- **WRITTEN REQUEST**
In the data below, find every line with the string "Trade" and pull it out.

[BEGIN TASK DATA]

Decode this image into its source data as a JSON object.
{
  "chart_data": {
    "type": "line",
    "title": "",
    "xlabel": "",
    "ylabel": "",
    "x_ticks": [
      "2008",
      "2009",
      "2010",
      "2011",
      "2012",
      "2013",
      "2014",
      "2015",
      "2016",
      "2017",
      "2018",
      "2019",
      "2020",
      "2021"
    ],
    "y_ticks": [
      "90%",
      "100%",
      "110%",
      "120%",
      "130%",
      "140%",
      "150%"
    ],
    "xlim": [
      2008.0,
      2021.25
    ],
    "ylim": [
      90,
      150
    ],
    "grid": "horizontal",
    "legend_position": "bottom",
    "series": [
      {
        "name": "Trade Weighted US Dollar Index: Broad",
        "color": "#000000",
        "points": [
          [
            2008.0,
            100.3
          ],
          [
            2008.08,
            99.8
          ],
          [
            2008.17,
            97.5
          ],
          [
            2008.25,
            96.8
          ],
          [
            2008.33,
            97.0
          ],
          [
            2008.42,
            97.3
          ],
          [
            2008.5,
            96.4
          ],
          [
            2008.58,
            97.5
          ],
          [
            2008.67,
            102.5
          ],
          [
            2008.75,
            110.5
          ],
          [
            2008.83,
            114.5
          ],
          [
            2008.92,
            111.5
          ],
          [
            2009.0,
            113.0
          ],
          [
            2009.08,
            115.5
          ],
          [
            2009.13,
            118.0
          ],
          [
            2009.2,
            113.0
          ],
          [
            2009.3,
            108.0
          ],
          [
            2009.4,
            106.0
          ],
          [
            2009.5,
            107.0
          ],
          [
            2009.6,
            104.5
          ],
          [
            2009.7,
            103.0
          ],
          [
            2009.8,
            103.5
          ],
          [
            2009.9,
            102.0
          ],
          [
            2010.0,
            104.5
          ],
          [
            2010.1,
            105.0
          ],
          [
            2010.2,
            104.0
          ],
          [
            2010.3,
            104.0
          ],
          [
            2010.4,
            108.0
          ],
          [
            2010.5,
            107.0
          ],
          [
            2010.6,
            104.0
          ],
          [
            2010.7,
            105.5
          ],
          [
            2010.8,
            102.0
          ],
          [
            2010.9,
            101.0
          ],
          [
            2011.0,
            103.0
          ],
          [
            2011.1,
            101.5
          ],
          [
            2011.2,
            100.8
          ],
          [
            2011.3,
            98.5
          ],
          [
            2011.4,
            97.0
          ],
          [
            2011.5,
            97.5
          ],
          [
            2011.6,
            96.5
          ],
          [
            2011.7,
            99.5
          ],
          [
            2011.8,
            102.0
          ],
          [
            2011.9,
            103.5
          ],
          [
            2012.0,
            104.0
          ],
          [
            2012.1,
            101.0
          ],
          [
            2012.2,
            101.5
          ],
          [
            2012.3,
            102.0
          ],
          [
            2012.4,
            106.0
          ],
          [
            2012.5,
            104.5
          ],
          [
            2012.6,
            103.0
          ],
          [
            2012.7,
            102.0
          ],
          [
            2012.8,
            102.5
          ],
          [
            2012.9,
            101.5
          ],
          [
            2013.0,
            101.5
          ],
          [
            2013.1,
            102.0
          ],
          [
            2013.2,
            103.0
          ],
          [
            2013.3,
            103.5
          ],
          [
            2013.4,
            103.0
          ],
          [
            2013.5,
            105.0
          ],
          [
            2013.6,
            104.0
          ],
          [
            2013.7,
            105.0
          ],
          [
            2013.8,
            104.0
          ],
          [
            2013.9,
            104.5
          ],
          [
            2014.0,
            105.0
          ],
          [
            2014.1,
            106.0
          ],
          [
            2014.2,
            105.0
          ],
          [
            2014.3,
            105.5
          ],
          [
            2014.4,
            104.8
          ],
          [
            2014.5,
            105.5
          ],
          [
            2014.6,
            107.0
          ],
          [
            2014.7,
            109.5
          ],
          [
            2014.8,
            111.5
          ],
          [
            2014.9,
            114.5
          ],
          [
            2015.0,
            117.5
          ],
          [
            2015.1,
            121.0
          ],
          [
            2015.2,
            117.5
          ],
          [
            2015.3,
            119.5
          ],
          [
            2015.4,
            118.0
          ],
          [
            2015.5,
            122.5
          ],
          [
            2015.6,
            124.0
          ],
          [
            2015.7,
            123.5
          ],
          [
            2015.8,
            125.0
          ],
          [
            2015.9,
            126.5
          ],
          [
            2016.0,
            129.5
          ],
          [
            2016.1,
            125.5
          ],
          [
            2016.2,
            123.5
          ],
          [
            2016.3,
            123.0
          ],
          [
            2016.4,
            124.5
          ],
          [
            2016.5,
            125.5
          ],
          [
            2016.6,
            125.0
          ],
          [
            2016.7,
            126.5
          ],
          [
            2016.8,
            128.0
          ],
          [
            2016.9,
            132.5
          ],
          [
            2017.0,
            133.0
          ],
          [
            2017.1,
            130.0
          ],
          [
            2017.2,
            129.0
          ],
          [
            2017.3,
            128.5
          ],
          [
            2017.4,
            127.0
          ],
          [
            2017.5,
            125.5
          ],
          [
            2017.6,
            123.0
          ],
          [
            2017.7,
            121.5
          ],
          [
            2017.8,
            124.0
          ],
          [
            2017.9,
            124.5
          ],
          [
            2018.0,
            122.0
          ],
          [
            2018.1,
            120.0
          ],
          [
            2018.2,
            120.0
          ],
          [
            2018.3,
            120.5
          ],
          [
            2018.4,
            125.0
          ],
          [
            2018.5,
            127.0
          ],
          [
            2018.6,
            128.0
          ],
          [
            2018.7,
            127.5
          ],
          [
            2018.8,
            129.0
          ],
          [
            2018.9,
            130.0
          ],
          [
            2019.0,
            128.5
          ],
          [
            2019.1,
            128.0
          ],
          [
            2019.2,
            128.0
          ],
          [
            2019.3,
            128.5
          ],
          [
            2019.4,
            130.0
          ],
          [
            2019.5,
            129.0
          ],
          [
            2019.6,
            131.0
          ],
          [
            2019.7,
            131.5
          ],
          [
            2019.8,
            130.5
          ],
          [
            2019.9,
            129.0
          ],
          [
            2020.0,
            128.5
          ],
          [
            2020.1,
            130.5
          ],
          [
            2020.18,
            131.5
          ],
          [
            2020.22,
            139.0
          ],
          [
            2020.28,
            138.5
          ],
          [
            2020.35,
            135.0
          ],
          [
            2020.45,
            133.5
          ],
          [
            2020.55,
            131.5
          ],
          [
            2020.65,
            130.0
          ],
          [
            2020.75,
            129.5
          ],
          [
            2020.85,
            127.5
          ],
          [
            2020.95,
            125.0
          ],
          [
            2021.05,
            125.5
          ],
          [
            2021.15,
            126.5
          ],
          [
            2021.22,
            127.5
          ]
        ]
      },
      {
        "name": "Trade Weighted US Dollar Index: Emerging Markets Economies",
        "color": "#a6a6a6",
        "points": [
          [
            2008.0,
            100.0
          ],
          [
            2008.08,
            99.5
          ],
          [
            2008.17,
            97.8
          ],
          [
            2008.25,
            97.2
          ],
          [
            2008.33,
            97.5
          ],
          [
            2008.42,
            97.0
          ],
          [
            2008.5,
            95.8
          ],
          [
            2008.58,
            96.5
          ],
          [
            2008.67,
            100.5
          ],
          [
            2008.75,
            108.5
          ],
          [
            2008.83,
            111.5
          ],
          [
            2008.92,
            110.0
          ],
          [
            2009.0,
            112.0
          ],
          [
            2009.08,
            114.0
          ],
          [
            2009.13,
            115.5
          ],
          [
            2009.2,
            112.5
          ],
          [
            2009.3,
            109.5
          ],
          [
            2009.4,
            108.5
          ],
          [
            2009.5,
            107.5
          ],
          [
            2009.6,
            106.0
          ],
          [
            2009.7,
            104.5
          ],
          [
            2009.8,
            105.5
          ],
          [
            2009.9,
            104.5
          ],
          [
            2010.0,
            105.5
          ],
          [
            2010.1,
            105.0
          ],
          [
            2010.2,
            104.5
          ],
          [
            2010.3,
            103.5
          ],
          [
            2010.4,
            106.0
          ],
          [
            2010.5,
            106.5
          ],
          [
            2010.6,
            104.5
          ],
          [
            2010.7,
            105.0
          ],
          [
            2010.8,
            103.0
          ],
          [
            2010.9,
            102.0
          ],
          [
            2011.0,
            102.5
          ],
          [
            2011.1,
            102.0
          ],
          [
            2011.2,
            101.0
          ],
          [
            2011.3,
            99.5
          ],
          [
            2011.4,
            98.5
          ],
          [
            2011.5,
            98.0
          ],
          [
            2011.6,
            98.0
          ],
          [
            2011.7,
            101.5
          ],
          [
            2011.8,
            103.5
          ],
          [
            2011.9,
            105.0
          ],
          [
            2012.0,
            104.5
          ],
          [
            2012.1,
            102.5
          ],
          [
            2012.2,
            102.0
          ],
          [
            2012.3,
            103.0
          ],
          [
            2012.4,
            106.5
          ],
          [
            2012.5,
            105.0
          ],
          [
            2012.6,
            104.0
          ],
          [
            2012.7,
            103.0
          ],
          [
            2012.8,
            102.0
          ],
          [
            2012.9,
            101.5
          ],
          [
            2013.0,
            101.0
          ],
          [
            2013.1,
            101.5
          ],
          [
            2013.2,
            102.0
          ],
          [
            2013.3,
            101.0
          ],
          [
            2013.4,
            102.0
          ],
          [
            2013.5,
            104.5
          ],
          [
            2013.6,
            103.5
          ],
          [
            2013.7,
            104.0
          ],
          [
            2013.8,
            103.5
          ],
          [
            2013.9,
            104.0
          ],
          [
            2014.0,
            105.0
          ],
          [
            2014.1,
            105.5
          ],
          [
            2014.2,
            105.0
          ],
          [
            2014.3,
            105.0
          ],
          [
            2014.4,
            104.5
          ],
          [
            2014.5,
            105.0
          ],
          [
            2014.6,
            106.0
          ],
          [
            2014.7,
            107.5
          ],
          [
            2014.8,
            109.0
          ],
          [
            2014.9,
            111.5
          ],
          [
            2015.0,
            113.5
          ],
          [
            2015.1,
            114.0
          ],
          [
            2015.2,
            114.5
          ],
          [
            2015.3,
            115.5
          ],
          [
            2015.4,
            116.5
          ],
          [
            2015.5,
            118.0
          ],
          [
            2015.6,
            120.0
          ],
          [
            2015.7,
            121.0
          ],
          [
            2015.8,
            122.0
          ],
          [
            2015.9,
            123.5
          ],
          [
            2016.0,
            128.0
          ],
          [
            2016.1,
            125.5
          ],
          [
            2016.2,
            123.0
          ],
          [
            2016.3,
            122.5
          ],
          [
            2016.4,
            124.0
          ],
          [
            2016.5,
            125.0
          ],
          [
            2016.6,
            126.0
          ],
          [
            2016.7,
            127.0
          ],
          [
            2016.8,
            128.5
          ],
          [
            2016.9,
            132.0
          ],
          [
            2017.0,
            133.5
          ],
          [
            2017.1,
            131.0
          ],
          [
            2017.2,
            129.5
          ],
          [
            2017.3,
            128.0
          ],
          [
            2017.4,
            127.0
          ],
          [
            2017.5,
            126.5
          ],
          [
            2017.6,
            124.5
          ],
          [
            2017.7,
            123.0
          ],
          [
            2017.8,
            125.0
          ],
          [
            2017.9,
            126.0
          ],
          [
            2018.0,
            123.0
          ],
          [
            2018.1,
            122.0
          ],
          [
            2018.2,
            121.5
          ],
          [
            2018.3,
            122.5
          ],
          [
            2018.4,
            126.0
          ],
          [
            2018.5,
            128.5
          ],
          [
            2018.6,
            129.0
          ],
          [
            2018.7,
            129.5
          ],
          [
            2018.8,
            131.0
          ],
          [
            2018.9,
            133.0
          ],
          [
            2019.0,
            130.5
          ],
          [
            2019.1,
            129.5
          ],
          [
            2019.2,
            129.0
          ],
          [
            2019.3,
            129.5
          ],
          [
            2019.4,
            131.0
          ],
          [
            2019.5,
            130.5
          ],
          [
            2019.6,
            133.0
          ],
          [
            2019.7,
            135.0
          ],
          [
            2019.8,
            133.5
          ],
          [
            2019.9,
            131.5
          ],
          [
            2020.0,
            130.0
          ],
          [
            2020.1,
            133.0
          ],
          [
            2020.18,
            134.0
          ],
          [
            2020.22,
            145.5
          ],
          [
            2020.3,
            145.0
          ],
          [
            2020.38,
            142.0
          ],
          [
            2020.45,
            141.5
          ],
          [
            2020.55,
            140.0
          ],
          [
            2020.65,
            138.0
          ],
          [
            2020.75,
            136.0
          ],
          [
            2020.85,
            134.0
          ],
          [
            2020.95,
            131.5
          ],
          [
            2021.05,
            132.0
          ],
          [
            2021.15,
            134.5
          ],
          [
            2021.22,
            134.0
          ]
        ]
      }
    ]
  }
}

[END TASK DATA]

- **FINISHED EXERCISE**
        "name": "Trade Weighted US Dollar Index: Broad",
        "name": "Trade Weighted US Dollar Index: Emerging Markets Economies",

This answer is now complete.